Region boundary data
========================
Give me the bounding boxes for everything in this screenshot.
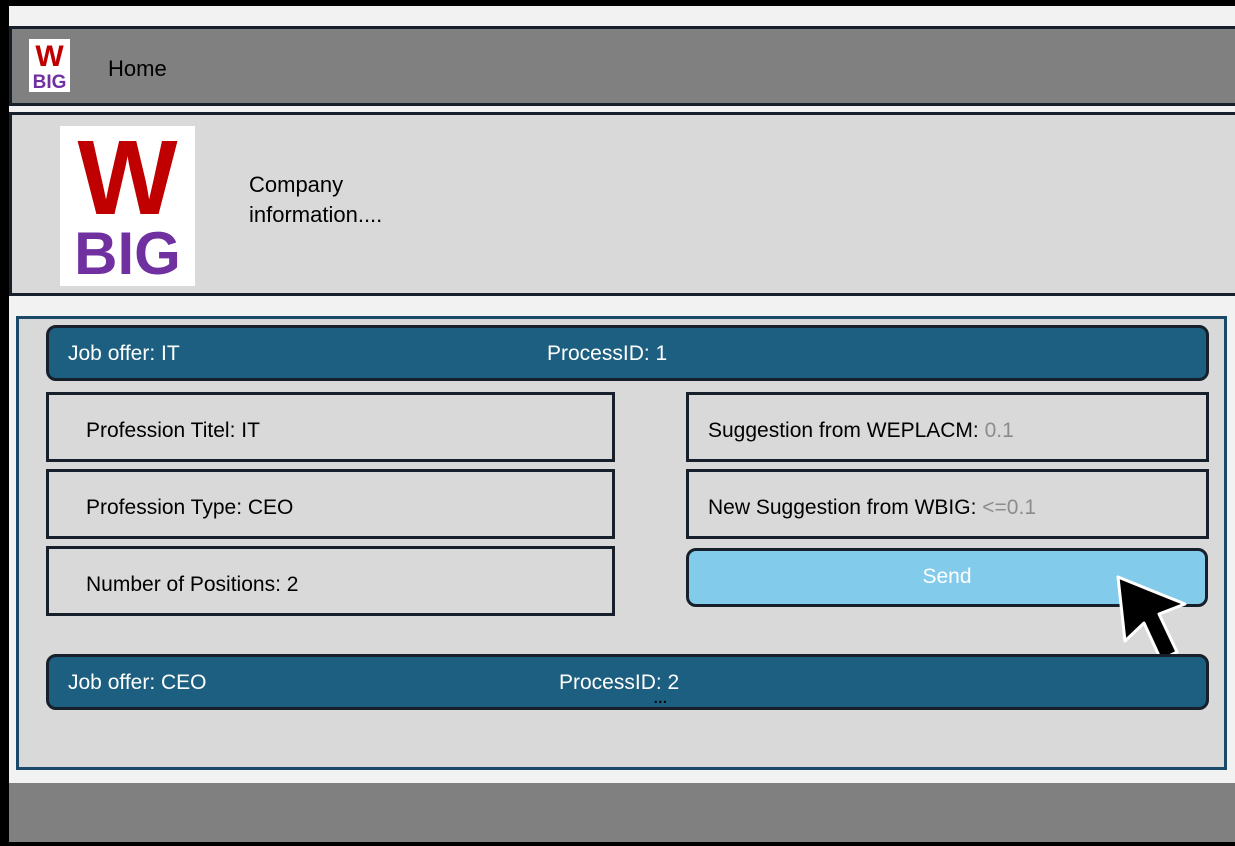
wbig-new-suggestion-field[interactable]: New Suggestion from WBIG: <=0.1 [686,469,1209,539]
profession-title-label: Profession Titel: IT [86,419,260,442]
job-offer-title: Job offer: IT [68,342,180,365]
job-offer-title: Job offer: CEO [68,671,207,694]
wbig-logo-large-icon: W BIG [74,119,181,287]
wbig-logo-small[interactable]: W BIG [29,39,70,93]
weplacm-suggestion-field: Suggestion from WEPLACM: 0.1 [686,392,1209,462]
process-id-label: ProcessID: 1 [547,342,668,365]
nav-home-link[interactable]: Home [108,56,167,82]
footer-bar [9,783,1235,842]
wbig-new-suggestion-value[interactable]: <=0.1 [982,496,1036,519]
positions-label: Number of Positions: 2 [86,573,299,596]
profession-title-field: Profession Titel: IT [46,392,615,462]
weplacm-suggestion-text: Suggestion from WEPLACM: [708,419,979,442]
svg-text:BIG: BIG [74,220,181,286]
more-indicator: ... [653,686,668,708]
company-info-section: W BIG Company information.... [9,112,1235,296]
weplacm-suggestion-value: 0.1 [984,419,1014,442]
job-offer-header-it[interactable]: Job offer: IT ProcessID: 1 [46,325,1209,381]
company-logo: W BIG [60,119,195,287]
svg-text:BIG: BIG [33,72,67,92]
wbig-new-suggestion-text: New Suggestion from WBIG: [708,496,977,519]
weplacm-suggestion-label: Suggestion from WEPLACM: 0.1 [708,419,1014,443]
top-nav-bar: W BIG Home [9,26,1235,106]
positions-field: Number of Positions: 2 [46,546,615,616]
wbig-logo-icon: W BIG [33,40,67,93]
company-info-text: Company information.... [249,172,383,227]
profession-type-label: Profession Type: CEO [86,496,294,519]
svg-text:W: W [35,40,64,73]
job-offer-header-ceo[interactable]: Job offer: CEO ProcessID: 2 [46,654,1209,710]
profession-type-field: Profession Type: CEO [46,469,615,539]
wbig-new-suggestion-label: New Suggestion from WBIG: <=0.1 [708,496,1036,520]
========================
TASK BRIEF:
Write out every line of the listing above word for word, leaving out the picture.

SOLUTION TO THIS TASK:
Give me the bounding boxes for everything in this screenshot.
wbig-new-suggestion-field[interactable]: New Suggestion from WBIG: <=0.1 [686,469,1209,539]
profession-title-label: Profession Titel: IT [86,419,260,442]
job-offer-title: Job offer: IT [68,342,180,365]
job-offer-title: Job offer: CEO [68,671,207,694]
wbig-logo-large-icon: W BIG [74,119,181,287]
wbig-logo-small[interactable]: W BIG [29,39,70,93]
weplacm-suggestion-field: Suggestion from WEPLACM: 0.1 [686,392,1209,462]
process-id-label: ProcessID: 1 [547,342,668,365]
nav-home-link[interactable]: Home [108,56,167,82]
footer-bar [9,783,1235,842]
wbig-new-suggestion-value[interactable]: <=0.1 [982,496,1036,519]
positions-label: Number of Positions: 2 [86,573,299,596]
profession-title-field: Profession Titel: IT [46,392,615,462]
weplacm-suggestion-text: Suggestion from WEPLACM: [708,419,979,442]
svg-text:BIG: BIG [74,220,181,286]
more-indicator: ... [653,686,668,708]
company-info-section: W BIG Company information.... [9,112,1235,296]
weplacm-suggestion-value: 0.1 [984,419,1014,442]
job-offer-header-it[interactable]: Job offer: IT ProcessID: 1 [46,325,1209,381]
company-logo: W BIG [60,119,195,287]
svg-text:BIG: BIG [33,72,67,92]
wbig-new-suggestion-text: New Suggestion from WBIG: [708,496,977,519]
weplacm-suggestion-label: Suggestion from WEPLACM: 0.1 [708,419,1014,443]
top-nav-bar: W BIG Home [9,26,1235,106]
positions-field: Number of Positions: 2 [46,546,615,616]
wbig-logo-icon: W BIG [33,40,67,93]
company-info-text: Company information.... [249,172,383,227]
profession-type-label: Profession Type: CEO [86,496,294,519]
svg-text:W: W [35,40,64,73]
job-offer-header-ceo[interactable]: Job offer: CEO ProcessID: 2 [46,654,1209,710]
profession-type-field: Profession Type: CEO [46,469,615,539]
wbig-new-suggestion-label: New Suggestion from WBIG: <=0.1 [708,496,1036,520]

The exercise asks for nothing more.